* _Request_: Write out each of the following lines word for word, without changing anything.

* _Given data_:
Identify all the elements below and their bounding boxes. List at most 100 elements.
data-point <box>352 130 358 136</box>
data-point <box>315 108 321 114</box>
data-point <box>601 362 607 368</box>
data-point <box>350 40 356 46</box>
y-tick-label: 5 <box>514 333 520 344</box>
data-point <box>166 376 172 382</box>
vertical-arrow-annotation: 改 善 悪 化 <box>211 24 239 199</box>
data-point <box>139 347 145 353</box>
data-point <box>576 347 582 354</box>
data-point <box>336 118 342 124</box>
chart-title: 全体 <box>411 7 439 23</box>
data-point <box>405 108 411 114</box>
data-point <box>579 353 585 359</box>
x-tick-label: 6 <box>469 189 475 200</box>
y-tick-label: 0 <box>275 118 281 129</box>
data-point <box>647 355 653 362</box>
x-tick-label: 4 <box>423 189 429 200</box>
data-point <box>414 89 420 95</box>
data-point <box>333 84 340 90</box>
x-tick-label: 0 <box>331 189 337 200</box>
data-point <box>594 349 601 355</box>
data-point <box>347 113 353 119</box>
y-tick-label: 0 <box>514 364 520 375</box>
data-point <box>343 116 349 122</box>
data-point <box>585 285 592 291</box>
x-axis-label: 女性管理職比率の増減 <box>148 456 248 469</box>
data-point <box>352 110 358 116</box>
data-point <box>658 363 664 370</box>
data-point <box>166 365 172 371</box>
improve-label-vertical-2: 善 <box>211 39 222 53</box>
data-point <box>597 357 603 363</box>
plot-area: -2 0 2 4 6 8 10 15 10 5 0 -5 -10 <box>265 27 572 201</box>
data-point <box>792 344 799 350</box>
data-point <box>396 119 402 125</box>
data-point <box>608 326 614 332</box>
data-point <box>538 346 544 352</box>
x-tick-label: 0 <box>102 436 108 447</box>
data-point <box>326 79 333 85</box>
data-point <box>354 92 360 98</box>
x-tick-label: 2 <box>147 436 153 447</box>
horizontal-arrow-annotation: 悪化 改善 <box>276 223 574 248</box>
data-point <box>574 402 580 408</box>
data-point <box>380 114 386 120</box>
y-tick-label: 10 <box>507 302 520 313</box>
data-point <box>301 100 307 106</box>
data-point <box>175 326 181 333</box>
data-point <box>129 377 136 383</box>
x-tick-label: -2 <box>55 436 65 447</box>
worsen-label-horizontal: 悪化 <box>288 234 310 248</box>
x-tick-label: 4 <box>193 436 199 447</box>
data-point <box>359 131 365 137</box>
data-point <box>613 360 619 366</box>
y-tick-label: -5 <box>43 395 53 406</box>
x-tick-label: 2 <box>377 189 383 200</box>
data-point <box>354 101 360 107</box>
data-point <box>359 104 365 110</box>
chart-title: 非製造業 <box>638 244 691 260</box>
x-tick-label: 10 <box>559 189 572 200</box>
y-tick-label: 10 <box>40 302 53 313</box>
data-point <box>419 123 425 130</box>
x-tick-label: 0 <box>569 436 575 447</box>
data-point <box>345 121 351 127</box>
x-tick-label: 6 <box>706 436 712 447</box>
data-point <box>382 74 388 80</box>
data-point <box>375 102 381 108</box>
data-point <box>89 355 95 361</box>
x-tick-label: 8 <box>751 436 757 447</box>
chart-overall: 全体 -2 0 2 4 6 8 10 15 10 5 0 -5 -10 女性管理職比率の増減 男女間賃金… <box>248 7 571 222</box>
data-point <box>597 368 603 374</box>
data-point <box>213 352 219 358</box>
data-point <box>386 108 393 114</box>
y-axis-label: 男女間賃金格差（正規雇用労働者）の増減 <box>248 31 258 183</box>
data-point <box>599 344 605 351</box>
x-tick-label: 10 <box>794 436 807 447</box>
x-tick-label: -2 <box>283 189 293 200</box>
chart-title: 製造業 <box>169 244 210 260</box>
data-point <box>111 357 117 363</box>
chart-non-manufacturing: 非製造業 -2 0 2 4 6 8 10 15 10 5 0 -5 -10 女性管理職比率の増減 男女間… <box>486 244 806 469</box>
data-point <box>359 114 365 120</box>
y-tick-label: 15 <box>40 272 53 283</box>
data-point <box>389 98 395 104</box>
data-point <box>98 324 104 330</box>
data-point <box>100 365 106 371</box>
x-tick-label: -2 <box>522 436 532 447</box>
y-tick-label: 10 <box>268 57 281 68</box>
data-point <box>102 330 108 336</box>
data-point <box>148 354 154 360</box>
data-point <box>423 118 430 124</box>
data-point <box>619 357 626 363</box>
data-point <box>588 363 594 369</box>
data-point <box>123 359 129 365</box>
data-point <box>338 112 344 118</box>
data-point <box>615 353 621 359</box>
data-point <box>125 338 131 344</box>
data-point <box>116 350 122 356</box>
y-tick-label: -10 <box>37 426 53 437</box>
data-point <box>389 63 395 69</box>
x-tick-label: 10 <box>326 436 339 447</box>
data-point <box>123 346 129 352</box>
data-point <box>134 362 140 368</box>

* _Worked solution_:
Identify all the elements below and their bounding boxes. List at most 100 elements.
data-point <box>352 130 358 136</box>
data-point <box>315 108 321 114</box>
data-point <box>601 362 607 368</box>
data-point <box>350 40 356 46</box>
y-tick-label: 5 <box>514 333 520 344</box>
data-point <box>166 376 172 382</box>
vertical-arrow-annotation: 改 善 悪 化 <box>211 24 239 199</box>
data-point <box>139 347 145 353</box>
data-point <box>576 347 582 354</box>
data-point <box>336 118 342 124</box>
chart-title: 全体 <box>411 7 439 23</box>
data-point <box>405 108 411 114</box>
data-point <box>579 353 585 359</box>
x-tick-label: 6 <box>469 189 475 200</box>
y-tick-label: 0 <box>275 118 281 129</box>
data-point <box>647 355 653 362</box>
x-tick-label: 4 <box>423 189 429 200</box>
data-point <box>414 89 420 95</box>
data-point <box>333 84 340 90</box>
x-tick-label: 0 <box>331 189 337 200</box>
data-point <box>594 349 601 355</box>
data-point <box>347 113 353 119</box>
y-tick-label: 0 <box>514 364 520 375</box>
data-point <box>343 116 349 122</box>
data-point <box>585 285 592 291</box>
x-axis-label: 女性管理職比率の増減 <box>148 456 248 469</box>
data-point <box>352 110 358 116</box>
data-point <box>658 363 664 370</box>
data-point <box>166 365 172 371</box>
improve-label-vertical-2: 善 <box>211 39 222 53</box>
data-point <box>597 357 603 363</box>
plot-area: -2 0 2 4 6 8 10 15 10 5 0 -5 -10 <box>265 27 572 201</box>
data-point <box>792 344 799 350</box>
data-point <box>396 119 402 125</box>
data-point <box>608 326 614 332</box>
data-point <box>538 346 544 352</box>
x-tick-label: 0 <box>102 436 108 447</box>
data-point <box>326 79 333 85</box>
data-point <box>354 92 360 98</box>
x-tick-label: 2 <box>147 436 153 447</box>
horizontal-arrow-annotation: 悪化 改善 <box>276 223 574 248</box>
data-point <box>574 402 580 408</box>
data-point <box>380 114 386 120</box>
y-tick-label: 10 <box>507 302 520 313</box>
data-point <box>301 100 307 106</box>
data-point <box>175 326 181 333</box>
data-point <box>129 377 136 383</box>
x-tick-label: -2 <box>55 436 65 447</box>
worsen-label-horizontal: 悪化 <box>288 234 310 248</box>
x-tick-label: 4 <box>193 436 199 447</box>
data-point <box>359 131 365 137</box>
data-point <box>613 360 619 366</box>
y-tick-label: -5 <box>43 395 53 406</box>
x-tick-label: 2 <box>377 189 383 200</box>
data-point <box>354 101 360 107</box>
data-point <box>359 104 365 110</box>
chart-title: 非製造業 <box>638 244 691 260</box>
x-tick-label: 10 <box>559 189 572 200</box>
y-tick-label: 10 <box>40 302 53 313</box>
data-point <box>419 123 425 130</box>
x-tick-label: 0 <box>569 436 575 447</box>
data-point <box>345 121 351 127</box>
x-tick-label: 6 <box>706 436 712 447</box>
data-point <box>382 74 388 80</box>
data-point <box>375 102 381 108</box>
data-point <box>89 355 95 361</box>
x-tick-label: 8 <box>751 436 757 447</box>
chart-overall: 全体 -2 0 2 4 6 8 10 15 10 5 0 -5 -10 女性管理職比率の増減 男女間賃金… <box>248 7 571 222</box>
data-point <box>597 368 603 374</box>
data-point <box>213 352 219 358</box>
data-point <box>386 108 393 114</box>
y-axis-label: 男女間賃金格差（正規雇用労働者）の増減 <box>248 31 258 183</box>
data-point <box>599 344 605 351</box>
x-tick-label: 10 <box>794 436 807 447</box>
x-tick-label: -2 <box>283 189 293 200</box>
chart-title: 製造業 <box>169 244 210 260</box>
data-point <box>111 357 117 363</box>
chart-non-manufacturing: 非製造業 -2 0 2 4 6 8 10 15 10 5 0 -5 -10 女性管理職比率の増減 男女間… <box>486 244 806 469</box>
data-point <box>359 114 365 120</box>
y-tick-label: 15 <box>40 272 53 283</box>
data-point <box>389 98 395 104</box>
data-point <box>98 324 104 330</box>
data-point <box>100 365 106 371</box>
x-tick-label: -2 <box>522 436 532 447</box>
y-tick-label: 10 <box>268 57 281 68</box>
data-point <box>102 330 108 336</box>
data-point <box>148 354 154 360</box>
data-point <box>423 118 430 124</box>
data-point <box>619 357 626 363</box>
data-point <box>588 363 594 369</box>
data-point <box>123 359 129 365</box>
data-point <box>338 112 344 118</box>
data-point <box>615 353 621 359</box>
data-point <box>125 338 131 344</box>
data-point <box>116 350 122 356</box>
y-tick-label: -10 <box>37 426 53 437</box>
data-point <box>389 63 395 69</box>
x-tick-label: 10 <box>326 436 339 447</box>
data-point <box>123 346 129 352</box>
data-point <box>134 362 140 368</box>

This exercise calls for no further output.